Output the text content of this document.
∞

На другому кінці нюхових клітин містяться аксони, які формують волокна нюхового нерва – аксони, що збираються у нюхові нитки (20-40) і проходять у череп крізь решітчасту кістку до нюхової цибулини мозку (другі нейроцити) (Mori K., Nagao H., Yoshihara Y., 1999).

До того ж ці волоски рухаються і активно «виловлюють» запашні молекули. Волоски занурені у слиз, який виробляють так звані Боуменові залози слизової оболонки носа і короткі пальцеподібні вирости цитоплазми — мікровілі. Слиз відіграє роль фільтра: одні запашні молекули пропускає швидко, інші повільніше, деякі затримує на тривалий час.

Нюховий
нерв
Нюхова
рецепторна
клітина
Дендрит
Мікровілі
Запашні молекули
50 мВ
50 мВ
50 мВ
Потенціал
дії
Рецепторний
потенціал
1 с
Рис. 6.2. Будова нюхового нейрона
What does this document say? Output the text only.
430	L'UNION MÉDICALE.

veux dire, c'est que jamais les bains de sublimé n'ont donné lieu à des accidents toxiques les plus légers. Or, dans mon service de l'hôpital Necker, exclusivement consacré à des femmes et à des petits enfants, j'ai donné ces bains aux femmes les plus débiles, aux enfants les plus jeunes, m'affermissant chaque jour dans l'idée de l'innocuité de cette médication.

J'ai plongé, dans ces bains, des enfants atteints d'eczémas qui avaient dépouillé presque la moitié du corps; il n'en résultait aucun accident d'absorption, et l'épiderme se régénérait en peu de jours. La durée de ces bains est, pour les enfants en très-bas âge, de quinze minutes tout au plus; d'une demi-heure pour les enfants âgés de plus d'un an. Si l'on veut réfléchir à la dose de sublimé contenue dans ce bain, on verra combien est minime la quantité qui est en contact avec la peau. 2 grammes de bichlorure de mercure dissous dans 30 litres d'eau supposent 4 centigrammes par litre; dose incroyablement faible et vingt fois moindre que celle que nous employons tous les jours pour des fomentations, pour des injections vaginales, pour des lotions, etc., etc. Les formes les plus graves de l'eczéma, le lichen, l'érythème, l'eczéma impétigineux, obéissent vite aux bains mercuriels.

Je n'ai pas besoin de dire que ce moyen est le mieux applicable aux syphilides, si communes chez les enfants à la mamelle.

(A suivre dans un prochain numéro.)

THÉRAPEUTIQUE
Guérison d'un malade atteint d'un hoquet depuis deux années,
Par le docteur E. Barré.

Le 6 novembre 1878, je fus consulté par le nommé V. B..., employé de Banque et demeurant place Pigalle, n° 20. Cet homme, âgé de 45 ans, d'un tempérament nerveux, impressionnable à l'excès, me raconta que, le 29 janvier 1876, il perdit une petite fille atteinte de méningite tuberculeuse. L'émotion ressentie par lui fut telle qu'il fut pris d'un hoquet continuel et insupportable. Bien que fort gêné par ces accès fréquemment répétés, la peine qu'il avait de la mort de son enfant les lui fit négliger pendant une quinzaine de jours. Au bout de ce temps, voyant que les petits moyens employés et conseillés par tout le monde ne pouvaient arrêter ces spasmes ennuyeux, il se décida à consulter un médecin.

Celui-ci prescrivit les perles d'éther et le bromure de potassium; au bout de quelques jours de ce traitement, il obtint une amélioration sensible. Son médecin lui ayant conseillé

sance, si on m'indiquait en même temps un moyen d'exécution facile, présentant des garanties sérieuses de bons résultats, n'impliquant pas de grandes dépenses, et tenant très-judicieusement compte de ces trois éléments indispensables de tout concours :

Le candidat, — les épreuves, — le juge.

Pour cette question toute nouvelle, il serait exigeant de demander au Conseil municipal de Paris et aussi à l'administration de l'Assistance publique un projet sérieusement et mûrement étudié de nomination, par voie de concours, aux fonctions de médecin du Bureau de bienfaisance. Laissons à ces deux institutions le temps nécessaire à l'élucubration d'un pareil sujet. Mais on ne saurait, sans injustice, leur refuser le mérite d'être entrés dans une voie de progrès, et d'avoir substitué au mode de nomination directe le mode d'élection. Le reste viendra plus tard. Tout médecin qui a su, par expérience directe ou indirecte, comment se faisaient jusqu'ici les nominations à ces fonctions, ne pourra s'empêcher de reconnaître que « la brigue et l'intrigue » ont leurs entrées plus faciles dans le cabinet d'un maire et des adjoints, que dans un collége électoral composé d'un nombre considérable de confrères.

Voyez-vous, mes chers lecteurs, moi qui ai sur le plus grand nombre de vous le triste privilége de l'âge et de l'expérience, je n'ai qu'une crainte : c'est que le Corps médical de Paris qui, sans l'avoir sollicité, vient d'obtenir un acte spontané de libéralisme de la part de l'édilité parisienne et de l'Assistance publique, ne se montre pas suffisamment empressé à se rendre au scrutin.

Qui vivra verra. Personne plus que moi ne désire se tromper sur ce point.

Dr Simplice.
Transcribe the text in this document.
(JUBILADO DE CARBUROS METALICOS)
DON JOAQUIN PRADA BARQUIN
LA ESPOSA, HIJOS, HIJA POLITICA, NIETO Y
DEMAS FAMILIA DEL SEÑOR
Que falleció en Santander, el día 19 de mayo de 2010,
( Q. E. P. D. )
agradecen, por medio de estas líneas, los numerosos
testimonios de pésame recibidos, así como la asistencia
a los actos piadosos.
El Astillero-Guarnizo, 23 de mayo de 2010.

## THE REQUEST
Copy every record exactly, with nothing added or dropped.

## SOLUTION TO THIS EXERCISE
Output the text content of this document.
∞

На другому кінці нюхових клітин містяться аксони, які формують волокна нюхового нерва – аксони, що збираються у нюхові нитки (20-40) і проходять у череп крізь решітчасту кістку до нюхової цибулини мозку (другі нейроцити) (Mori K., Nagao H., Yoshihara Y., 1999).

До того ж ці волоски рухаються і активно «виловлюють» запашні молекули. Волоски занурені у слиз, який виробляють так звані Боуменові залози слизової оболонки носа і короткі пальцеподібні вирости цитоплазми — мікровілі. Слиз відіграє роль фільтра: одні запашні молекули пропускає швидко, інші повільніше, деякі затримує на тривалий час.

Нюховий
нерв
Нюхова
рецепторна
клітина
Дендрит
Мікровілі
Запашні молекули
50 мВ
50 мВ
50 мВ
Потенціал
дії
Рецепторний
потенціал
1 с
Рис. 6.2. Будова нюхового нейрона
What does this document say? Output the text only.
430	L'UNION MÉDICALE.

veux dire, c'est que jamais les bains de sublimé n'ont donné lieu à des accidents toxiques les plus légers. Or, dans mon service de l'hôpital Necker, exclusivement consacré à des femmes et à des petits enfants, j'ai donné ces bains aux femmes les plus débiles, aux enfants les plus jeunes, m'affermissant chaque jour dans l'idée de l'innocuité de cette médication.

J'ai plongé, dans ces bains, des enfants atteints d'eczémas qui avaient dépouillé presque la moitié du corps; il n'en résultait aucun accident d'absorption, et l'épiderme se régénérait en peu de jours. La durée de ces bains est, pour les enfants en très-bas âge, de quinze minutes tout au plus; d'une demi-heure pour les enfants âgés de plus d'un an. Si l'on veut réfléchir à la dose de sublimé contenue dans ce bain, on verra combien est minime la quantité qui est en contact avec la peau. 2 grammes de bichlorure de mercure dissous dans 30 litres d'eau supposent 4 centigrammes par litre; dose incroyablement faible et vingt fois moindre que celle que nous employons tous les jours pour des fomentations, pour des injections vaginales, pour des lotions, etc., etc. Les formes les plus graves de l'eczéma, le lichen, l'érythème, l'eczéma impétigineux, obéissent vite aux bains mercuriels.

Je n'ai pas besoin de dire que ce moyen est le mieux applicable aux syphilides, si communes chez les enfants à la mamelle.

(A suivre dans un prochain numéro.)

THÉRAPEUTIQUE
Guérison d'un malade atteint d'un hoquet depuis deux années,
Par le docteur E. Barré.

Le 6 novembre 1878, je fus consulté par le nommé V. B..., employé de Banque et demeurant place Pigalle, n° 20. Cet homme, âgé de 45 ans, d'un tempérament nerveux, impressionnable à l'excès, me raconta que, le 29 janvier 1876, il perdit une petite fille atteinte de méningite tuberculeuse. L'émotion ressentie par lui fut telle qu'il fut pris d'un hoquet continuel et insupportable. Bien que fort gêné par ces accès fréquemment répétés, la peine qu'il avait de la mort de son enfant les lui fit négliger pendant une quinzaine de jours. Au bout de ce temps, voyant que les petits moyens employés et conseillés par tout le monde ne pouvaient arrêter ces spasmes ennuyeux, il se décida à consulter un médecin.

Celui-ci prescrivit les perles d'éther et le bromure de potassium; au bout de quelques jours de ce traitement, il obtint une amélioration sensible. Son médecin lui ayant conseillé

sance, si on m'indiquait en même temps un moyen d'exécution facile, présentant des garanties sérieuses de bons résultats, n'impliquant pas de grandes dépenses, et tenant très-judicieusement compte de ces trois éléments indispensables de tout concours :

Le candidat, — les épreuves, — le juge.

Pour cette question toute nouvelle, il serait exigeant de demander au Conseil municipal de Paris et aussi à l'administration de l'Assistance publique un projet sérieusement et mûrement étudié de nomination, par voie de concours, aux fonctions de médecin du Bureau de bienfaisance. Laissons à ces deux institutions le temps nécessaire à l'élucubration d'un pareil sujet. Mais on ne saurait, sans injustice, leur refuser le mérite d'être entrés dans une voie de progrès, et d'avoir substitué au mode de nomination directe le mode d'élection. Le reste viendra plus tard. Tout médecin qui a su, par expérience directe ou indirecte, comment se faisaient jusqu'ici les nominations à ces fonctions, ne pourra s'empêcher de reconnaître que « la brigue et l'intrigue » ont leurs entrées plus faciles dans le cabinet d'un maire et des adjoints, que dans un collége électoral composé d'un nombre considérable de confrères.

Voyez-vous, mes chers lecteurs, moi qui ai sur le plus grand nombre de vous le triste privilége de l'âge et de l'expérience, je n'ai qu'une crainte : c'est que le Corps médical de Paris qui, sans l'avoir sollicité, vient d'obtenir un acte spontané de libéralisme de la part de l'édilité parisienne et de l'Assistance publique, ne se montre pas suffisamment empressé à se rendre au scrutin.

Qui vivra verra. Personne plus que moi ne désire se tromper sur ce point.

Dr Simplice.
Transcribe the text in this document.
(JUBILADO DE CARBUROS METALICOS)
DON JOAQUIN PRADA BARQUIN
LA ESPOSA, HIJOS, HIJA POLITICA, NIETO Y
DEMAS FAMILIA DEL SEÑOR
Que falleció en Santander, el día 19 de mayo de 2010,
( Q. E. P. D. )
agradecen, por medio de estas líneas, los numerosos
testimonios de pésame recibidos, así como la asistencia
a los actos piadosos.
El Astillero-Guarnizo, 23 de mayo de 2010.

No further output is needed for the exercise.